# Task statement
All lines below must be repeated exactly, with the pictures omitted.

---

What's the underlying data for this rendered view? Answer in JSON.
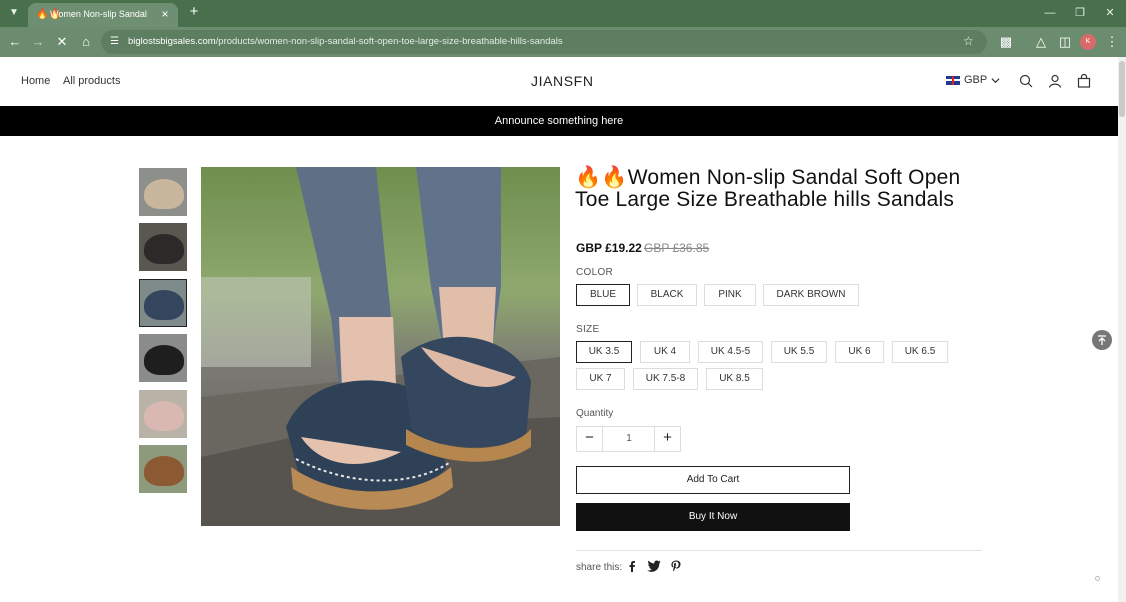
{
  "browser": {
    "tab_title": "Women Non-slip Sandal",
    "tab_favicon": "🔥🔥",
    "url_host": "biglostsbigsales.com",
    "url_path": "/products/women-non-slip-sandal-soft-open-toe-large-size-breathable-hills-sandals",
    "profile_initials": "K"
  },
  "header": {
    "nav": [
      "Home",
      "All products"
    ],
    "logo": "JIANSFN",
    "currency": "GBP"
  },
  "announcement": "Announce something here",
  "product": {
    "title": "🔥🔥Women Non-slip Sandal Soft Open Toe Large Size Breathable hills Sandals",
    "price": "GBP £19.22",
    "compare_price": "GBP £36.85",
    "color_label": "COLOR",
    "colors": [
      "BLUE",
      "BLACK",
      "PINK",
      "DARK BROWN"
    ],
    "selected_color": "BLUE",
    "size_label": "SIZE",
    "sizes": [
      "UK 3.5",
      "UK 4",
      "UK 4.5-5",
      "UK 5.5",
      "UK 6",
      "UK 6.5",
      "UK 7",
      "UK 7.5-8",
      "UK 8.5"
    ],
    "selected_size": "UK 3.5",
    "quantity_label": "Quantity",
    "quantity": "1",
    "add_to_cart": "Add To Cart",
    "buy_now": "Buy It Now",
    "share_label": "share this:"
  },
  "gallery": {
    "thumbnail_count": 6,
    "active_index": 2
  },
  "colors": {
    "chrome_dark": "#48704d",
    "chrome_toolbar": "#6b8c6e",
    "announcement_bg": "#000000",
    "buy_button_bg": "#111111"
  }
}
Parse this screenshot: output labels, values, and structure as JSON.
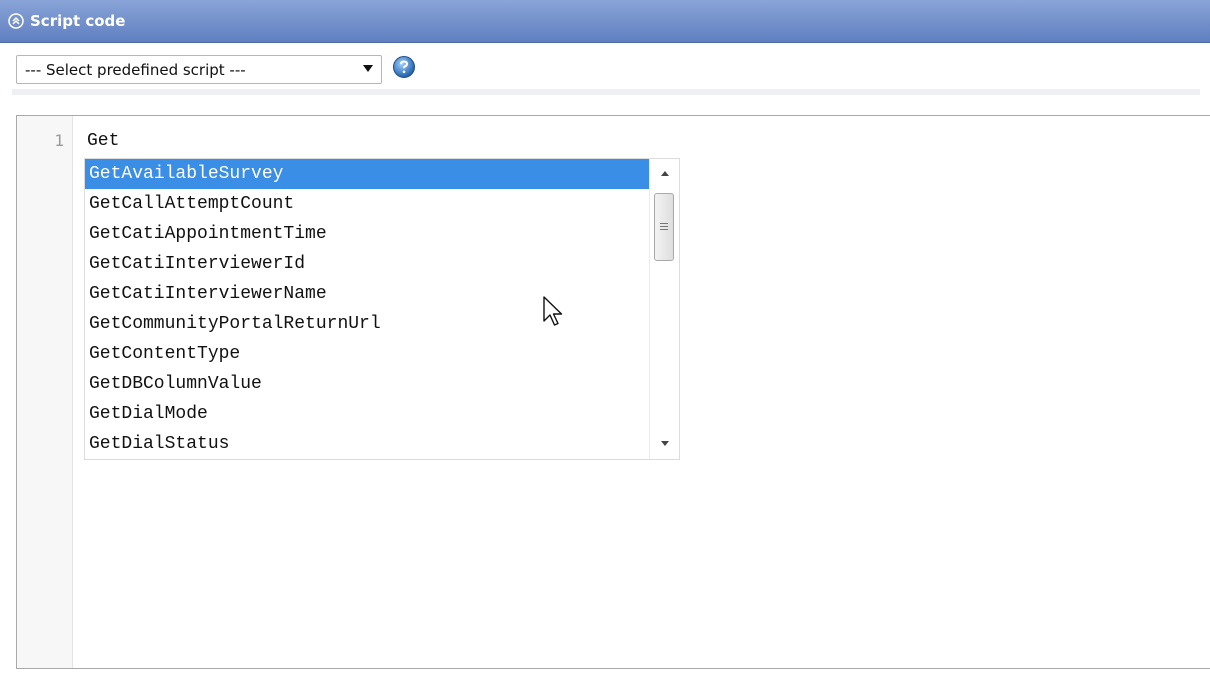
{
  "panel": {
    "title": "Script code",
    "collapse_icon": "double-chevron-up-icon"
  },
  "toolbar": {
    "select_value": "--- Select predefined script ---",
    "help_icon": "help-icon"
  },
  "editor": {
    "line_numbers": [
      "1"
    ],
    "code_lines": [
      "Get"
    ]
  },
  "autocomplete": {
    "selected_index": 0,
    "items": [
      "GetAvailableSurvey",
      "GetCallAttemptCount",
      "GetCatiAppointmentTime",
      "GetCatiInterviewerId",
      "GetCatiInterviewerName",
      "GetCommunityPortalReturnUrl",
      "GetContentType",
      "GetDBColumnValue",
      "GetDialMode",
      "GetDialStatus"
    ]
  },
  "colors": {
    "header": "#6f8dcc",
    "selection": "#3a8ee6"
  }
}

---

# Response to this exercise
What's the underlying data for this rendered view? Answer in JSON.
{
  "browser": {
    "tab_title": "Women Non-slip Sandal",
    "tab_favicon": "🔥🔥",
    "url_host": "biglostsbigsales.com",
    "url_path": "/products/women-non-slip-sandal-soft-open-toe-large-size-breathable-hills-sandals",
    "profile_initials": "K"
  },
  "header": {
    "nav": [
      "Home",
      "All products"
    ],
    "logo": "JIANSFN",
    "currency": "GBP"
  },
  "announcement": "Announce something here",
  "product": {
    "title": "🔥🔥Women Non-slip Sandal Soft Open Toe Large Size Breathable hills Sandals",
    "price": "GBP £19.22",
    "compare_price": "GBP £36.85",
    "color_label": "COLOR",
    "colors": [
      "BLUE",
      "BLACK",
      "PINK",
      "DARK BROWN"
    ],
    "selected_color": "BLUE",
    "size_label": "SIZE",
    "sizes": [
      "UK 3.5",
      "UK 4",
      "UK 4.5-5",
      "UK 5.5",
      "UK 6",
      "UK 6.5",
      "UK 7",
      "UK 7.5-8",
      "UK 8.5"
    ],
    "selected_size": "UK 3.5",
    "quantity_label": "Quantity",
    "quantity": "1",
    "add_to_cart": "Add To Cart",
    "buy_now": "Buy It Now",
    "share_label": "share this:"
  },
  "gallery": {
    "thumbnail_count": 6,
    "active_index": 2
  },
  "colors": {
    "chrome_dark": "#48704d",
    "chrome_toolbar": "#6b8c6e",
    "announcement_bg": "#000000",
    "buy_button_bg": "#111111"
  }
}
Parse this screenshot: output labels, values, and structure as JSON.
{
  "panel": {
    "title": "Script code",
    "collapse_icon": "double-chevron-up-icon"
  },
  "toolbar": {
    "select_value": "--- Select predefined script ---",
    "help_icon": "help-icon"
  },
  "editor": {
    "line_numbers": [
      "1"
    ],
    "code_lines": [
      "Get"
    ]
  },
  "autocomplete": {
    "selected_index": 0,
    "items": [
      "GetAvailableSurvey",
      "GetCallAttemptCount",
      "GetCatiAppointmentTime",
      "GetCatiInterviewerId",
      "GetCatiInterviewerName",
      "GetCommunityPortalReturnUrl",
      "GetContentType",
      "GetDBColumnValue",
      "GetDialMode",
      "GetDialStatus"
    ]
  },
  "colors": {
    "header": "#6f8dcc",
    "selection": "#3a8ee6"
  }
}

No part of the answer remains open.